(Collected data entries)
┄┄┄┄┄┄┄┄┄┄
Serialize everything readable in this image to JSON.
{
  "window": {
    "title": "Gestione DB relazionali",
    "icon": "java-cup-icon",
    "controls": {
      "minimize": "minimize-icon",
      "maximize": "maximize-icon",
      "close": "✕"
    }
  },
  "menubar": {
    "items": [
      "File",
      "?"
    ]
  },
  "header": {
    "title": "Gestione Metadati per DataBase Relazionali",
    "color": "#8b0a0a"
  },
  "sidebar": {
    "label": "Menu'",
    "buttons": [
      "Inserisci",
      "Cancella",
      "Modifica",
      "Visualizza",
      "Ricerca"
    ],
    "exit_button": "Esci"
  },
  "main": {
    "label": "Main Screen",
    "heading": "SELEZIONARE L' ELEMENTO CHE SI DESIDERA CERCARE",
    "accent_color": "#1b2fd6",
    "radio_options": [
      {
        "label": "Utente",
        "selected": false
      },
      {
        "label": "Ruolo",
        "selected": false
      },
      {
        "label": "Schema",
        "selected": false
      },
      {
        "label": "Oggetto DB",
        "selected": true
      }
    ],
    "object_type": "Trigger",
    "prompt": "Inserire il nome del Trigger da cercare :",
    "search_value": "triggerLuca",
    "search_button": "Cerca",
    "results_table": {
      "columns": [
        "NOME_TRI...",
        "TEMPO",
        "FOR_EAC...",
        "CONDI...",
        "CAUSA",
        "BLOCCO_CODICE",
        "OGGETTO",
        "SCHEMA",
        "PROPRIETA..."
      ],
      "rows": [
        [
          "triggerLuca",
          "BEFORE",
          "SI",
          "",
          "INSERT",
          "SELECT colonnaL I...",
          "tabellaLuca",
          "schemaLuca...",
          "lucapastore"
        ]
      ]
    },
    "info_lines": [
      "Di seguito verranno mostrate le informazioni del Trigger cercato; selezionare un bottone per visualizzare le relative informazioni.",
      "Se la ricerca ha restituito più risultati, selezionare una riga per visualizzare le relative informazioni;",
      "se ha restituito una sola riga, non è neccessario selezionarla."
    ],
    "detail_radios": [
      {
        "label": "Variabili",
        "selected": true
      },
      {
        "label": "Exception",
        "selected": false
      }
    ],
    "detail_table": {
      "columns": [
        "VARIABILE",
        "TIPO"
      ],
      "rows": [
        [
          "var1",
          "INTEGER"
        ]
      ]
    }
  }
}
┄┄┄┄┄┄┄┄┄┄
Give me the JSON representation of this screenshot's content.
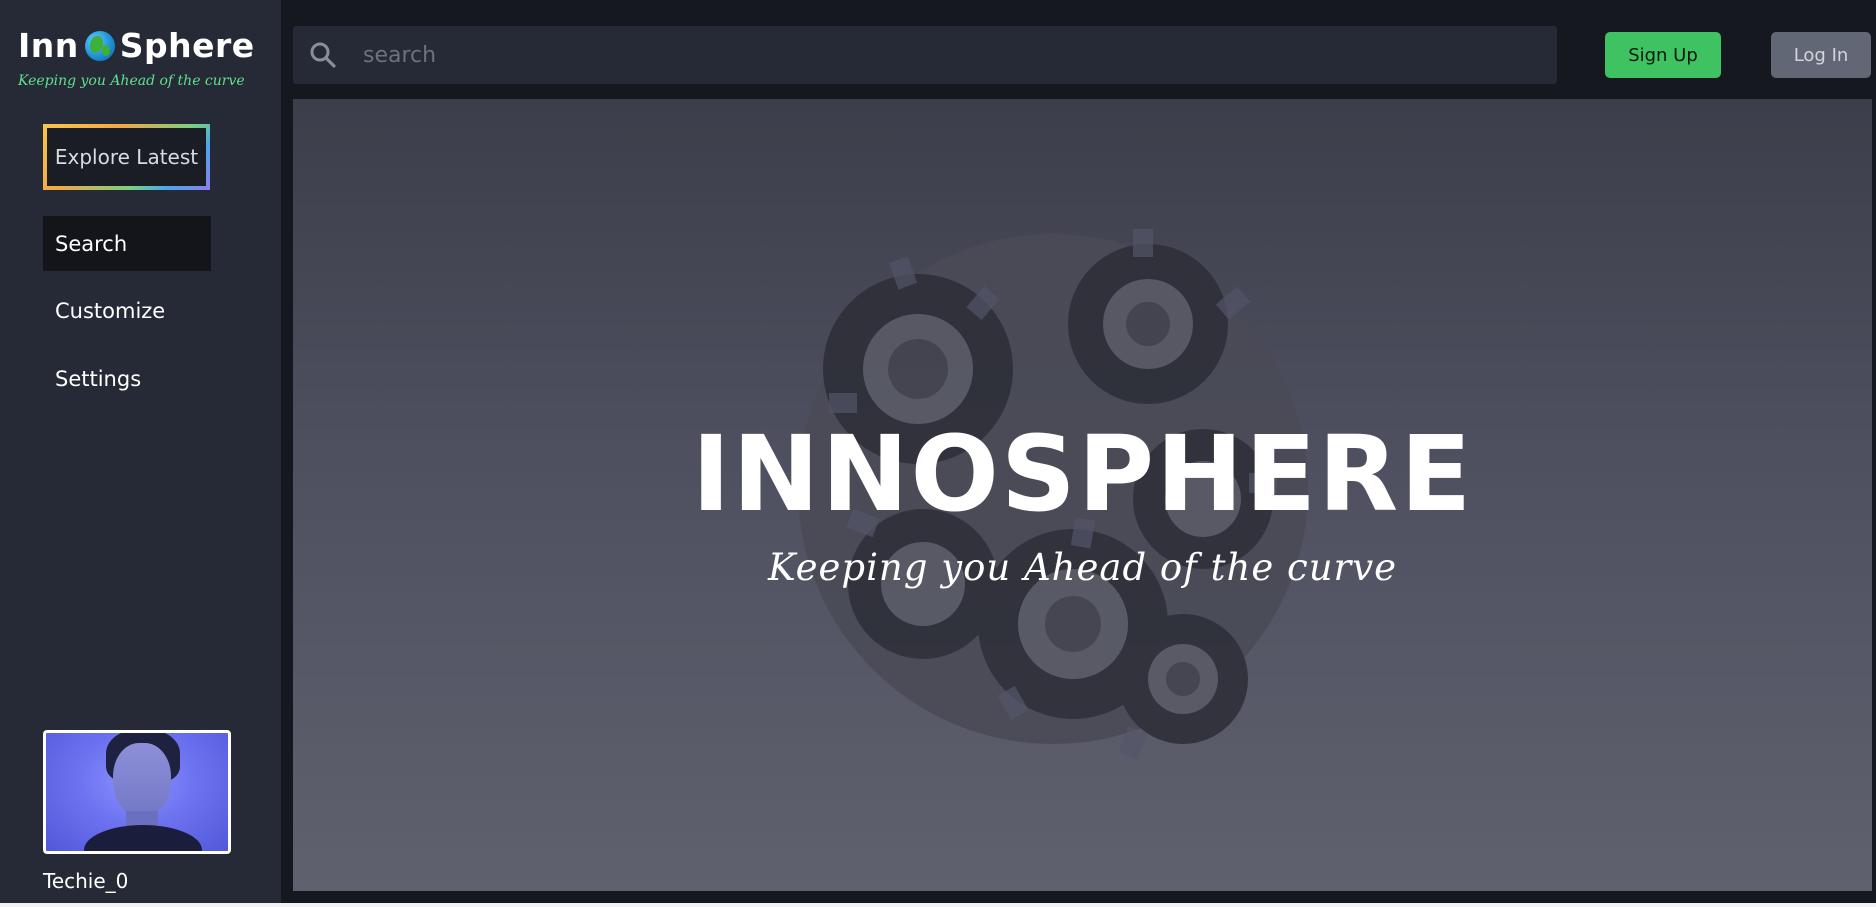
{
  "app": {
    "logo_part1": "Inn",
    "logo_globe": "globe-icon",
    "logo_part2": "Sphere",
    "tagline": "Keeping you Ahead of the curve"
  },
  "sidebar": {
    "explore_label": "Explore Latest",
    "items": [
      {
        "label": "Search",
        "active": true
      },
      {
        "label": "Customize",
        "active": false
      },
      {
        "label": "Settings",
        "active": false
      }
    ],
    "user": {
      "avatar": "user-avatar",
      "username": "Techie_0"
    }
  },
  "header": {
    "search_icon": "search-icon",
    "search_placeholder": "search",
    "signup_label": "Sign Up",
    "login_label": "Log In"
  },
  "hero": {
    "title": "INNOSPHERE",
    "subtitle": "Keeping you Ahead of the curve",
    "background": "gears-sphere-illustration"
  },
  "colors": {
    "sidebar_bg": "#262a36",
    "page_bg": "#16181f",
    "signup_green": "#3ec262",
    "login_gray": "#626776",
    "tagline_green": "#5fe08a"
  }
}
┄┄┄┄┄┄┄┄┄┄
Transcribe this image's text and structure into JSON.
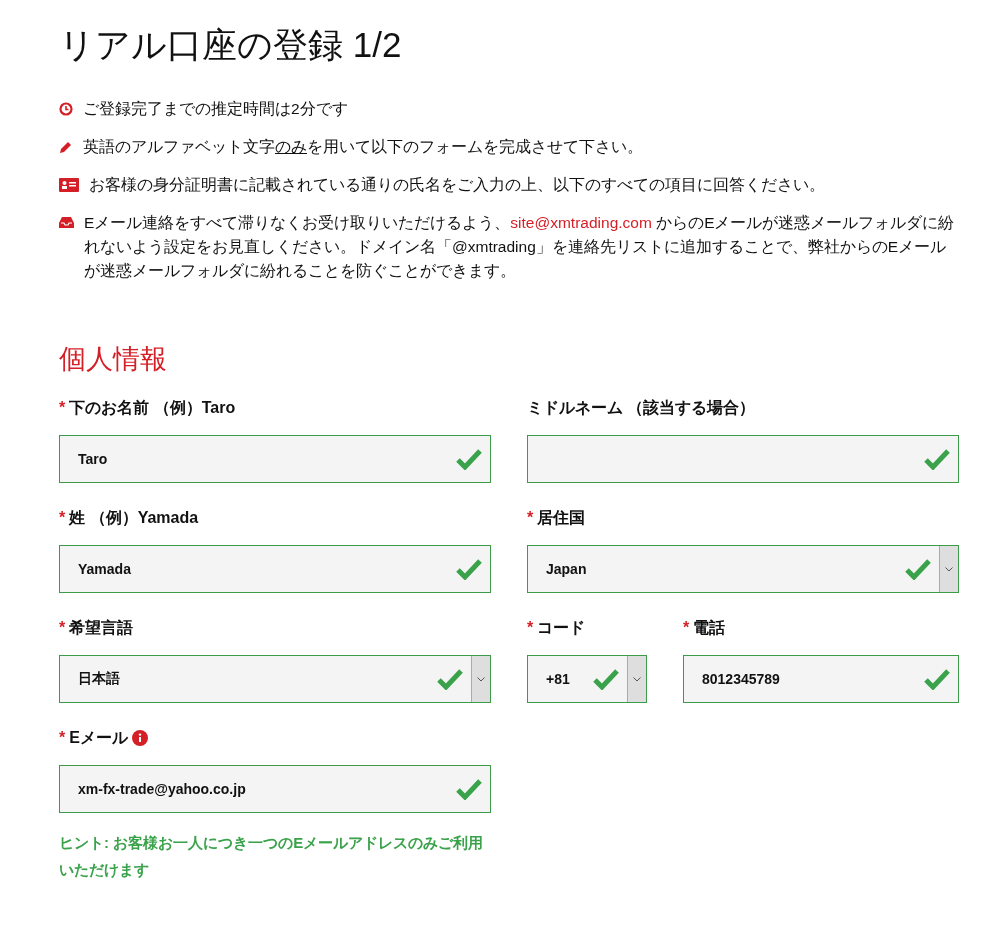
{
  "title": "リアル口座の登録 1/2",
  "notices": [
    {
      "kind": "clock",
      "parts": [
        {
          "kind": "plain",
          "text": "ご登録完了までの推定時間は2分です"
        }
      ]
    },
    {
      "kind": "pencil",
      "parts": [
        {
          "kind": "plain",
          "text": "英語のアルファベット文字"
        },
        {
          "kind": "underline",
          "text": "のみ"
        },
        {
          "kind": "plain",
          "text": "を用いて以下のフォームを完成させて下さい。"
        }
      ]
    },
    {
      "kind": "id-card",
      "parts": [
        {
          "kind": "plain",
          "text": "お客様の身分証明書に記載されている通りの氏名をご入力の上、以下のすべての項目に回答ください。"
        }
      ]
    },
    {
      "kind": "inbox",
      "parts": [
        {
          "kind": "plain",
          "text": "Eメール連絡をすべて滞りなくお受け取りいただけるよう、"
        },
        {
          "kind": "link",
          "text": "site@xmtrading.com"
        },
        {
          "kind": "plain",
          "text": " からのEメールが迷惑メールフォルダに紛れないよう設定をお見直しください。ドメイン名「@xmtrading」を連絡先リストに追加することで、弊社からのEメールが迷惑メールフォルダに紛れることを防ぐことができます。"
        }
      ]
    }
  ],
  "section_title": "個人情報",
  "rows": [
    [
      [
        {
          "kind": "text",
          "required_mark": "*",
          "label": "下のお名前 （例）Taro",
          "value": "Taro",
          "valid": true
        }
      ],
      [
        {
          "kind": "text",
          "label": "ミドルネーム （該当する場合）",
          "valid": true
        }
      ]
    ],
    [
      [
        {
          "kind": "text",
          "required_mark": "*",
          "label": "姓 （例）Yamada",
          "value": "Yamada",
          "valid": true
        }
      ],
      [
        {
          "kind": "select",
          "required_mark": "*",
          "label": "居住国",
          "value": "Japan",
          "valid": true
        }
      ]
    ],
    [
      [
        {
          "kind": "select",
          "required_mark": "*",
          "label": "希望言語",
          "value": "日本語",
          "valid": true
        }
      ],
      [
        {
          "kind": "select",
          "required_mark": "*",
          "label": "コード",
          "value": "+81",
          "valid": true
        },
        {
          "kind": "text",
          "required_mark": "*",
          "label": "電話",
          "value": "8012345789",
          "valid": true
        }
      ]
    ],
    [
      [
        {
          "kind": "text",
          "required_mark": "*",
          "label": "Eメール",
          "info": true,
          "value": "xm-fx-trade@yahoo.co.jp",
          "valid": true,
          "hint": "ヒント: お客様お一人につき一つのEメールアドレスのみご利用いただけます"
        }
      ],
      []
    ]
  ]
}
┄┄┄┄┄┄┄┄┄┄
Your objective =>
Above are the entries; count how many of their lines contain the word "Keeping" and give only that number.

Solution to the problem =>
2